Quote all of the entries word for word.

*Records:*
###
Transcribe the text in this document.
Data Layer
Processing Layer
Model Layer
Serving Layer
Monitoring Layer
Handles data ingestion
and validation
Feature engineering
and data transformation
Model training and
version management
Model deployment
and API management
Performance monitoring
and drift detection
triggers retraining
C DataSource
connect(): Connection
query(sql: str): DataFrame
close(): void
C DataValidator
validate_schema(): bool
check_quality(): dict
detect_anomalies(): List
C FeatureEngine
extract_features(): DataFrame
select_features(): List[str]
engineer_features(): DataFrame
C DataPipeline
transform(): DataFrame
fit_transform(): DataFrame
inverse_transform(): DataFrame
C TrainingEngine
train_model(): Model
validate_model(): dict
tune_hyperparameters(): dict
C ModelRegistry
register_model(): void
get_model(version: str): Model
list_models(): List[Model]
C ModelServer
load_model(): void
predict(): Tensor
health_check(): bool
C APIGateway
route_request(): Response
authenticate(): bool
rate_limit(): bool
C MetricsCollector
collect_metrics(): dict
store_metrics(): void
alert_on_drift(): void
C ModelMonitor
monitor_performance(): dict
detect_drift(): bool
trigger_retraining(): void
###
*Exercise solution:*
Transcribe the text in this document.
Data Layer
Processing Layer
Model Layer
Serving Layer
Monitoring Layer
Handles data ingestion
and validation
Feature engineering
and data transformation
Model training and
version management
Model deployment
and API management
Performance monitoring
and drift detection
triggers retraining
C DataSource
connect(): Connection
query(sql: str): DataFrame
close(): void
C DataValidator
validate_schema(): bool
check_quality(): dict
detect_anomalies(): List
C FeatureEngine
extract_features(): DataFrame
select_features(): List[str]
engineer_features(): DataFrame
C DataPipeline
transform(): DataFrame
fit_transform(): DataFrame
inverse_transform(): DataFrame
C TrainingEngine
train_model(): Model
validate_model(): dict
tune_hyperparameters(): dict
C ModelRegistry
register_model(): void
get_model(version: str): Model
list_models(): List[Model]
C ModelServer
load_model(): void
predict(): Tensor
health_check(): bool
C APIGateway
route_request(): Response
authenticate(): bool
rate_limit(): bool
C MetricsCollector
collect_metrics(): dict
store_metrics(): void
alert_on_drift(): void
C ModelMonitor
monitor_performance(): dict
detect_drift(): bool
trigger_retraining(): void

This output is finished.